Task directions -
Below is a block of records. Copy every line in it that contains the word "JSON".

[Begin]

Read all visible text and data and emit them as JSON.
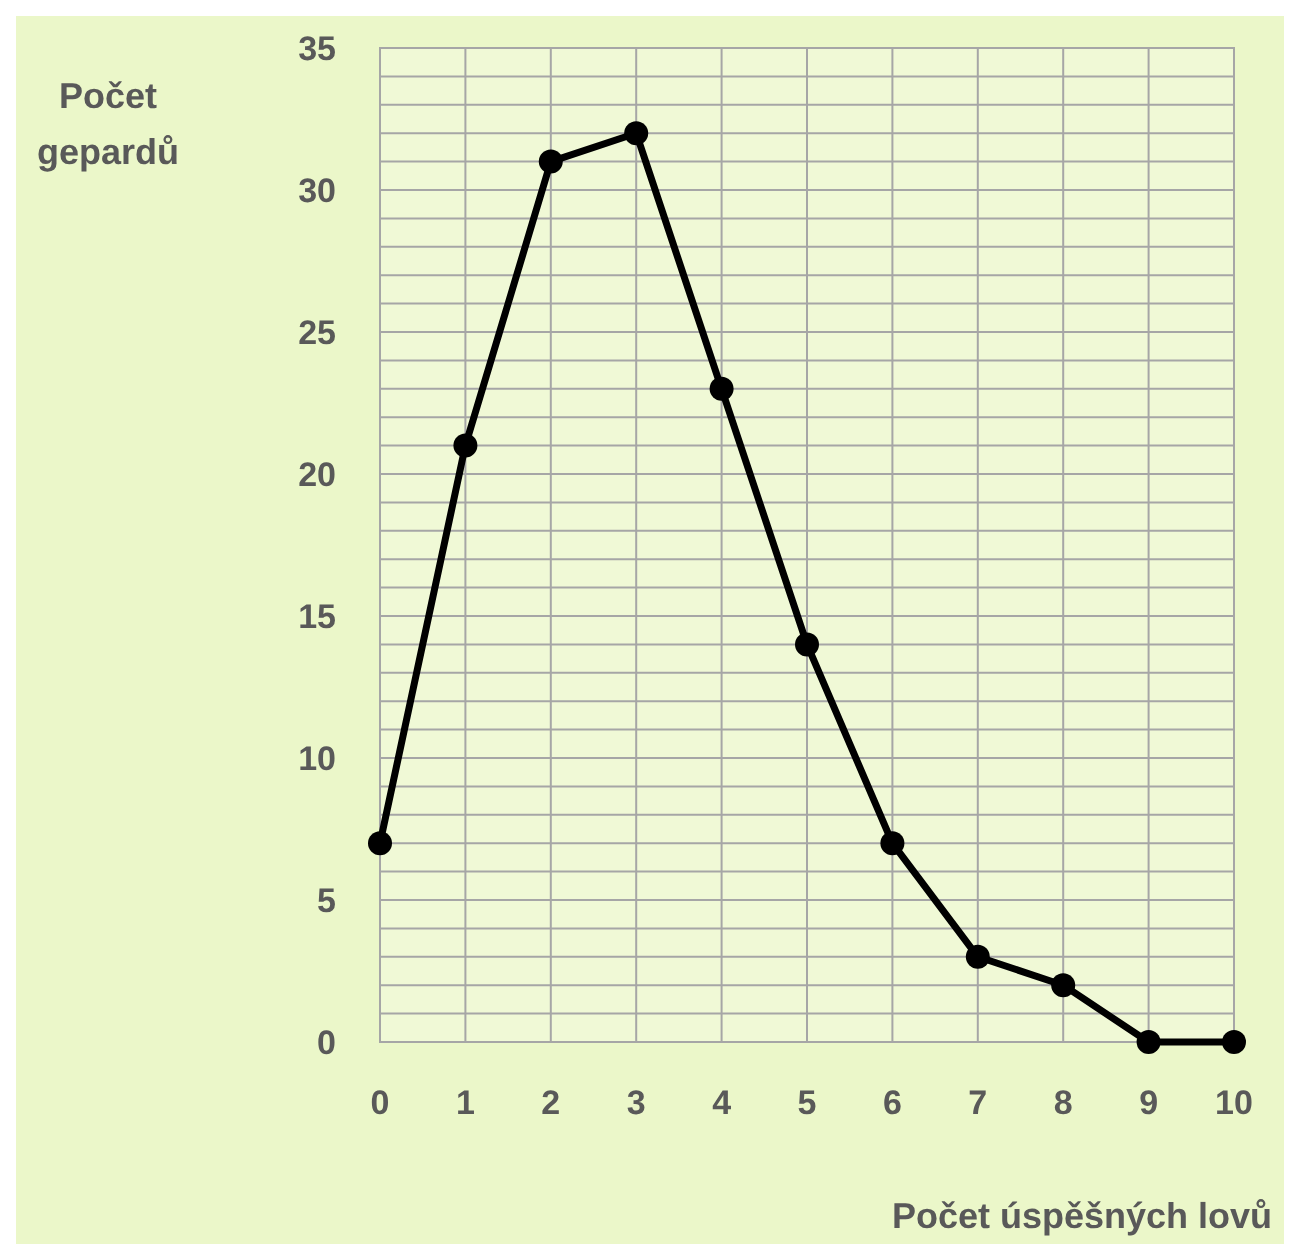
{
  "chart_data": {
    "type": "line",
    "xlabel": "Počet úspěšných lovů",
    "ylabel": "Počet gepardů",
    "x": [
      0,
      1,
      2,
      3,
      4,
      5,
      6,
      7,
      8,
      9,
      10
    ],
    "series": [
      {
        "color": "#000000",
        "values": [
          7,
          21,
          31,
          32,
          23,
          14,
          7,
          3,
          2,
          0,
          0
        ]
      }
    ],
    "xlim": [
      0,
      10
    ],
    "xticks": [
      0,
      1,
      2,
      3,
      4,
      5,
      6,
      7,
      8,
      9,
      10
    ],
    "ylim": [
      0,
      35
    ],
    "yticks": [
      0,
      {
        "value": 1,
        "label": null
      },
      {
        "value": 2,
        "label": null
      },
      {
        "value": 3,
        "label": null
      },
      {
        "value": 4,
        "label": null
      },
      5,
      {
        "value": 6,
        "label": null
      },
      {
        "value": 7,
        "label": null
      },
      {
        "value": 8,
        "label": null
      },
      {
        "value": 9,
        "label": null
      },
      10,
      {
        "value": 11,
        "label": null
      },
      {
        "value": 12,
        "label": null
      },
      {
        "value": 13,
        "label": null
      },
      {
        "value": 14,
        "label": null
      },
      15,
      {
        "value": 16,
        "label": null
      },
      {
        "value": 17,
        "label": null
      },
      {
        "value": 18,
        "label": null
      },
      {
        "value": 19,
        "label": null
      },
      20,
      {
        "value": 21,
        "label": null
      },
      {
        "value": 22,
        "label": null
      },
      {
        "value": 23,
        "label": null
      },
      {
        "value": 24,
        "label": null
      },
      25,
      {
        "value": 26,
        "label": null
      },
      {
        "value": 27,
        "label": null
      },
      {
        "value": 28,
        "label": null
      },
      {
        "value": 29,
        "label": null
      },
      30,
      {
        "value": 31,
        "label": null
      },
      {
        "value": 32,
        "label": null
      },
      {
        "value": 33,
        "label": null
      },
      {
        "value": 34,
        "label": null
      },
      35
    ],
    "grid": true,
    "marker": "circle",
    "line_style": "solid"
  }
}
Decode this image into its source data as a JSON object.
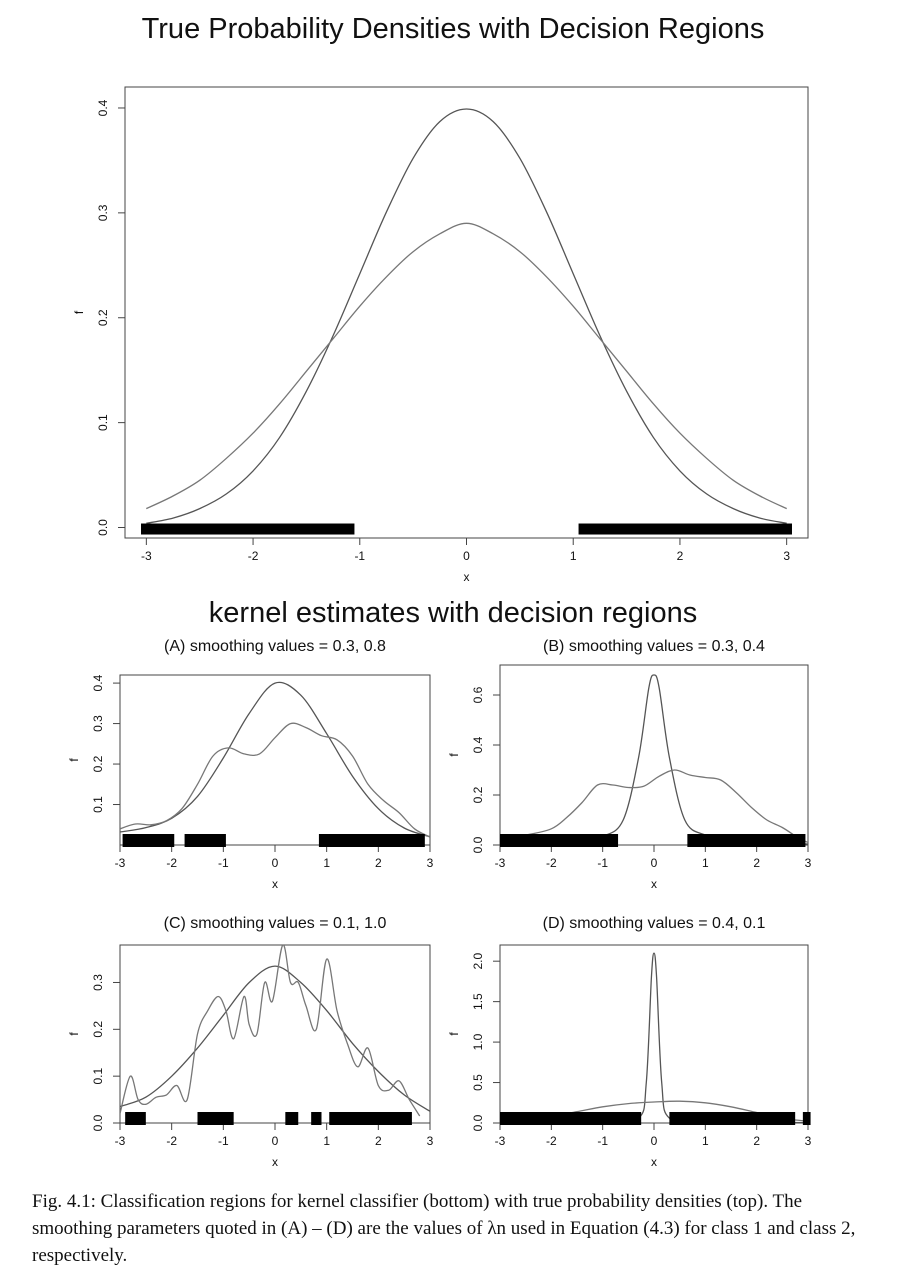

[End]

Expected output -
Read all visible text and data and emit them as JSON.
Decode this image into its source data as a JSON object.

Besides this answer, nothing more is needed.